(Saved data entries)
┌──

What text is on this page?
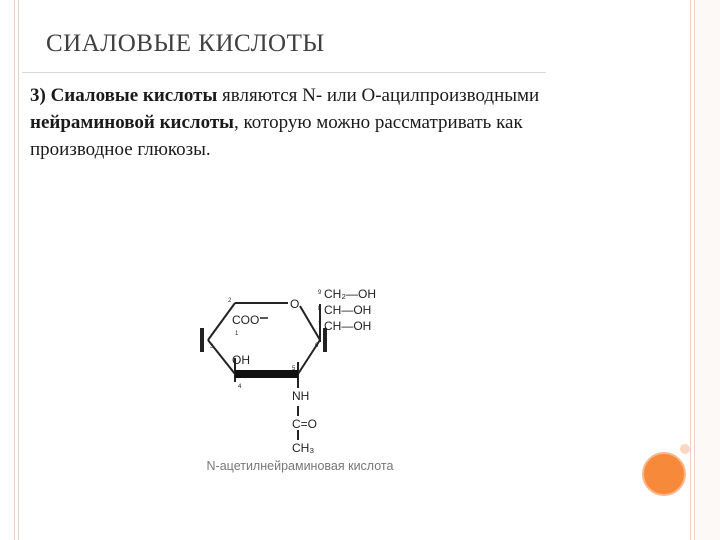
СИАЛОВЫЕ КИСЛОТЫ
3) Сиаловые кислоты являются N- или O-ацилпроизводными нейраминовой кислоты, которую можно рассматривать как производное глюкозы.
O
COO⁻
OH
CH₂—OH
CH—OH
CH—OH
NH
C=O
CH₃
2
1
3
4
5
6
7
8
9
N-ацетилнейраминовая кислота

└──
┌──

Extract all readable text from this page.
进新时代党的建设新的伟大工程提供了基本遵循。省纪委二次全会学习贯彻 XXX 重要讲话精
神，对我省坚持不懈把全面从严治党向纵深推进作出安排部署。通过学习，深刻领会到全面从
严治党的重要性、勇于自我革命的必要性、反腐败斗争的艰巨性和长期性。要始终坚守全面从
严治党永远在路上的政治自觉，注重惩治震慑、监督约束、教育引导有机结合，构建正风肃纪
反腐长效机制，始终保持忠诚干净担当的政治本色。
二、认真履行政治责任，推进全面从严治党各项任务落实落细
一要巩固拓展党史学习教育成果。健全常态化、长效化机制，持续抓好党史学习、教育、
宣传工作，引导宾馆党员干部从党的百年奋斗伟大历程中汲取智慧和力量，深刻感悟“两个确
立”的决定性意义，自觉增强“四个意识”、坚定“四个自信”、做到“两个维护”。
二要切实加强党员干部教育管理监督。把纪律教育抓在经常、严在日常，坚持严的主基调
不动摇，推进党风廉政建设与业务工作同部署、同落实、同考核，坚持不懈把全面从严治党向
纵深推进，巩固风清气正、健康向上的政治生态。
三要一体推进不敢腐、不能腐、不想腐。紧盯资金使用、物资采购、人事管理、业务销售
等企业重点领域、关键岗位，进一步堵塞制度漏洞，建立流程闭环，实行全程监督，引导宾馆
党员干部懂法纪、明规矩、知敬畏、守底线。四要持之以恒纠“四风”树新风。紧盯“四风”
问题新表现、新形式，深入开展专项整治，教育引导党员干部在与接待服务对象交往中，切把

└──

Which lines hold the word "this"? Copy every one of them.

What text is on this page?
Extract all readable text from this page.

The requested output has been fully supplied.